• [Task brief]:
Leave every picture out and write out the records below exactly.
***
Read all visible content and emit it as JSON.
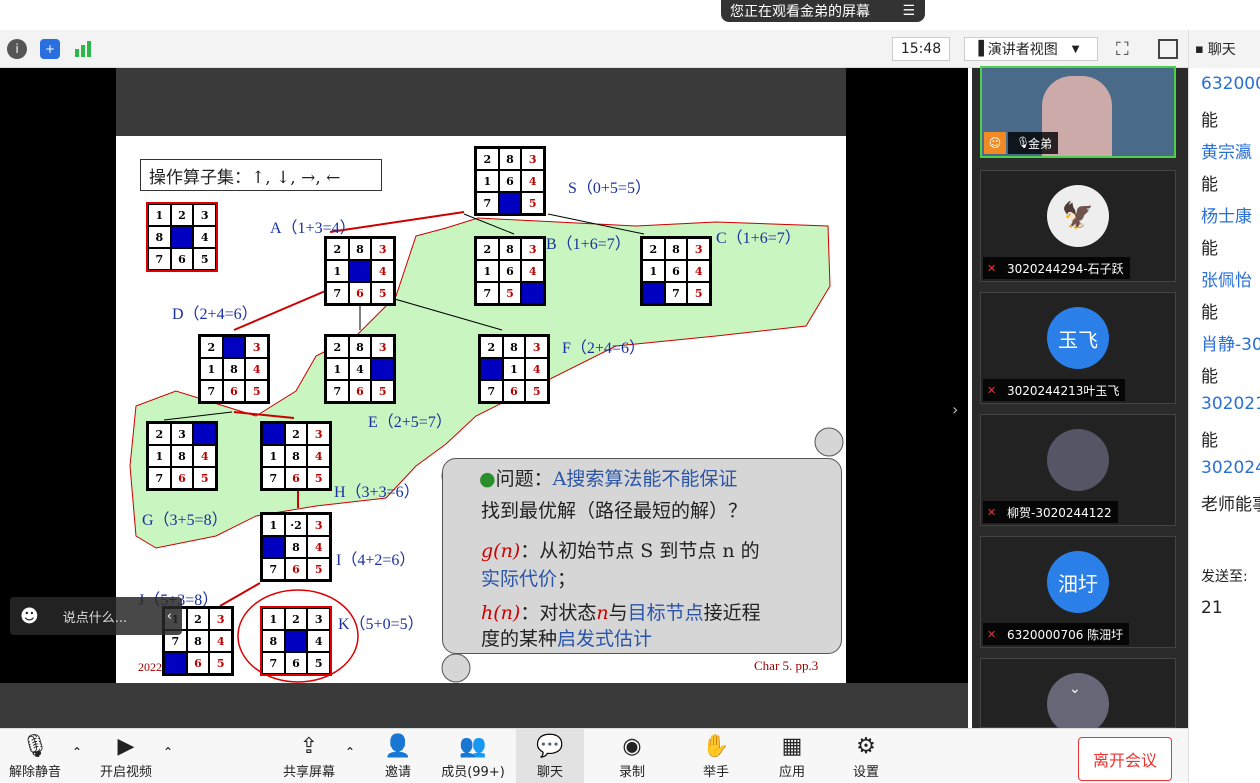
{
  "banner": {
    "text": "您正在观看金弟的屏幕",
    "menu_icon": "menu-icon"
  },
  "toolbar": {
    "time": "15:48",
    "view_label": "演讲者视图",
    "icons": [
      "info-icon",
      "shield-icon",
      "signal-icon",
      "fullscreen-icon",
      "sidebar-toggle-icon"
    ]
  },
  "slide": {
    "operator_set": "操作算子集：↑, ↓, →, ←",
    "labels": {
      "A": "A（1+3=4）",
      "S": "S（0+5=5）",
      "B": "B（1+6=7）",
      "C": "C（1+6=7）",
      "D": "D（2+4=6）",
      "F": "F（2+4=6）",
      "E": "E（2+5=7）",
      "H": "H（3+3=6）",
      "G": "G（3+5=8）",
      "I": "I（4+2=6）",
      "J": "J（5+3=8）",
      "K": "K（5+0=5）"
    },
    "footer": "Char 5. pp.3",
    "year": "2022",
    "q_prefix": "问题：",
    "q_blue": "A搜索算法能不能保证",
    "q_line2": "找到最优解（路径最短的解）？",
    "g_label": "g(n)",
    "g_text": "：从初始节点 S 到节点 n 的",
    "g_blue": "实际代价",
    "g_end": "；",
    "h_label": "h(n)",
    "h_text1": "：对状态",
    "h_n": "n",
    "h_text2": "与",
    "h_blue1": "目标节点",
    "h_text3": "接近程",
    "h_line2a": "度的某种",
    "h_blue2": "启发式估计"
  },
  "puzzles": [
    {
      "id": "goal",
      "cells": [
        "1",
        "2",
        "3",
        "8",
        "",
        "4",
        "7",
        "6",
        "5"
      ]
    },
    {
      "id": "S",
      "cells": [
        "2",
        "8",
        "3",
        "1",
        "6",
        "4",
        "7",
        "",
        "5"
      ]
    },
    {
      "id": "A",
      "cells": [
        "2",
        "8",
        "3",
        "1",
        "",
        "4",
        "7",
        "6",
        "5"
      ]
    },
    {
      "id": "B",
      "cells": [
        "2",
        "8",
        "3",
        "1",
        "6",
        "4",
        "7",
        "5",
        ""
      ]
    },
    {
      "id": "C",
      "cells": [
        "2",
        "8",
        "3",
        "1",
        "6",
        "4",
        "",
        "7",
        "5"
      ]
    },
    {
      "id": "D",
      "cells": [
        "2",
        "",
        "3",
        "1",
        "8",
        "4",
        "7",
        "6",
        "5"
      ]
    },
    {
      "id": "E",
      "cells": [
        "2",
        "8",
        "3",
        "1",
        "4",
        "",
        "7",
        "6",
        "5"
      ]
    },
    {
      "id": "F",
      "cells": [
        "2",
        "8",
        "3",
        "",
        "1",
        "4",
        "7",
        "6",
        "5"
      ]
    },
    {
      "id": "G",
      "cells": [
        "2",
        "3",
        "",
        "1",
        "8",
        "4",
        "7",
        "6",
        "5"
      ]
    },
    {
      "id": "H",
      "cells": [
        "",
        "2",
        "3",
        "1",
        "8",
        "4",
        "7",
        "6",
        "5"
      ]
    },
    {
      "id": "I",
      "cells": [
        "1",
        "·2",
        "3",
        "",
        "8",
        "4",
        "7",
        "6",
        "5"
      ]
    },
    {
      "id": "J",
      "cells": [
        "1",
        "2",
        "3",
        "7",
        "8",
        "4",
        "",
        "6",
        "5"
      ]
    },
    {
      "id": "K",
      "cells": [
        "1",
        "2",
        "3",
        "8",
        "",
        "4",
        "7",
        "6",
        "5"
      ]
    }
  ],
  "comment": {
    "placeholder": "说点什么..."
  },
  "gallery": [
    {
      "name": "金弟",
      "initials": ""
    },
    {
      "name": "3020244294-石子跃",
      "initials": ""
    },
    {
      "name": "3020244213叶玉飞",
      "initials": "玉飞"
    },
    {
      "name": "柳贺-3020244122",
      "initials": ""
    },
    {
      "name": "6320000706 陈沺圩",
      "initials": "沺圩"
    }
  ],
  "chat": {
    "title": "聊天",
    "messages": [
      "632000",
      "能",
      "黄宗瀛",
      "能",
      "杨士康",
      "能",
      "张佩怡",
      "能",
      "肖静-30",
      "能",
      "302021",
      "能",
      "302024",
      "老师能事"
    ],
    "send_to_label": "发送至:",
    "send_to_value": "21"
  },
  "bottom": {
    "mute": "解除静音",
    "video": "开启视频",
    "share": "共享屏幕",
    "invite": "邀请",
    "members": "成员(99+)",
    "chat": "聊天",
    "record": "录制",
    "hand": "举手",
    "apps": "应用",
    "settings": "设置",
    "leave": "离开会议"
  }
}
***
• [Response to the task]:
Read all visible content and emit it as JSON.
{
  "banner": {
    "text": "您正在观看金弟的屏幕",
    "menu_icon": "menu-icon"
  },
  "toolbar": {
    "time": "15:48",
    "view_label": "演讲者视图",
    "icons": [
      "info-icon",
      "shield-icon",
      "signal-icon",
      "fullscreen-icon",
      "sidebar-toggle-icon"
    ]
  },
  "slide": {
    "operator_set": "操作算子集：↑, ↓, →, ←",
    "labels": {
      "A": "A（1+3=4）",
      "S": "S（0+5=5）",
      "B": "B（1+6=7）",
      "C": "C（1+6=7）",
      "D": "D（2+4=6）",
      "F": "F（2+4=6）",
      "E": "E（2+5=7）",
      "H": "H（3+3=6）",
      "G": "G（3+5=8）",
      "I": "I（4+2=6）",
      "J": "J（5+3=8）",
      "K": "K（5+0=5）"
    },
    "footer": "Char 5. pp.3",
    "year": "2022",
    "q_prefix": "问题：",
    "q_blue": "A搜索算法能不能保证",
    "q_line2": "找到最优解（路径最短的解）？",
    "g_label": "g(n)",
    "g_text": "：从初始节点 S 到节点 n 的",
    "g_blue": "实际代价",
    "g_end": "；",
    "h_label": "h(n)",
    "h_text1": "：对状态",
    "h_n": "n",
    "h_text2": "与",
    "h_blue1": "目标节点",
    "h_text3": "接近程",
    "h_line2a": "度的某种",
    "h_blue2": "启发式估计"
  },
  "puzzles": [
    {
      "id": "goal",
      "cells": [
        "1",
        "2",
        "3",
        "8",
        "",
        "4",
        "7",
        "6",
        "5"
      ]
    },
    {
      "id": "S",
      "cells": [
        "2",
        "8",
        "3",
        "1",
        "6",
        "4",
        "7",
        "",
        "5"
      ]
    },
    {
      "id": "A",
      "cells": [
        "2",
        "8",
        "3",
        "1",
        "",
        "4",
        "7",
        "6",
        "5"
      ]
    },
    {
      "id": "B",
      "cells": [
        "2",
        "8",
        "3",
        "1",
        "6",
        "4",
        "7",
        "5",
        ""
      ]
    },
    {
      "id": "C",
      "cells": [
        "2",
        "8",
        "3",
        "1",
        "6",
        "4",
        "",
        "7",
        "5"
      ]
    },
    {
      "id": "D",
      "cells": [
        "2",
        "",
        "3",
        "1",
        "8",
        "4",
        "7",
        "6",
        "5"
      ]
    },
    {
      "id": "E",
      "cells": [
        "2",
        "8",
        "3",
        "1",
        "4",
        "",
        "7",
        "6",
        "5"
      ]
    },
    {
      "id": "F",
      "cells": [
        "2",
        "8",
        "3",
        "",
        "1",
        "4",
        "7",
        "6",
        "5"
      ]
    },
    {
      "id": "G",
      "cells": [
        "2",
        "3",
        "",
        "1",
        "8",
        "4",
        "7",
        "6",
        "5"
      ]
    },
    {
      "id": "H",
      "cells": [
        "",
        "2",
        "3",
        "1",
        "8",
        "4",
        "7",
        "6",
        "5"
      ]
    },
    {
      "id": "I",
      "cells": [
        "1",
        "·2",
        "3",
        "",
        "8",
        "4",
        "7",
        "6",
        "5"
      ]
    },
    {
      "id": "J",
      "cells": [
        "1",
        "2",
        "3",
        "7",
        "8",
        "4",
        "",
        "6",
        "5"
      ]
    },
    {
      "id": "K",
      "cells": [
        "1",
        "2",
        "3",
        "8",
        "",
        "4",
        "7",
        "6",
        "5"
      ]
    }
  ],
  "comment": {
    "placeholder": "说点什么..."
  },
  "gallery": [
    {
      "name": "金弟",
      "initials": ""
    },
    {
      "name": "3020244294-石子跃",
      "initials": ""
    },
    {
      "name": "3020244213叶玉飞",
      "initials": "玉飞"
    },
    {
      "name": "柳贺-3020244122",
      "initials": ""
    },
    {
      "name": "6320000706 陈沺圩",
      "initials": "沺圩"
    }
  ],
  "chat": {
    "title": "聊天",
    "messages": [
      "632000",
      "能",
      "黄宗瀛",
      "能",
      "杨士康",
      "能",
      "张佩怡",
      "能",
      "肖静-30",
      "能",
      "302021",
      "能",
      "302024",
      "老师能事"
    ],
    "send_to_label": "发送至:",
    "send_to_value": "21"
  },
  "bottom": {
    "mute": "解除静音",
    "video": "开启视频",
    "share": "共享屏幕",
    "invite": "邀请",
    "members": "成员(99+)",
    "chat": "聊天",
    "record": "录制",
    "hand": "举手",
    "apps": "应用",
    "settings": "设置",
    "leave": "离开会议"
  }
}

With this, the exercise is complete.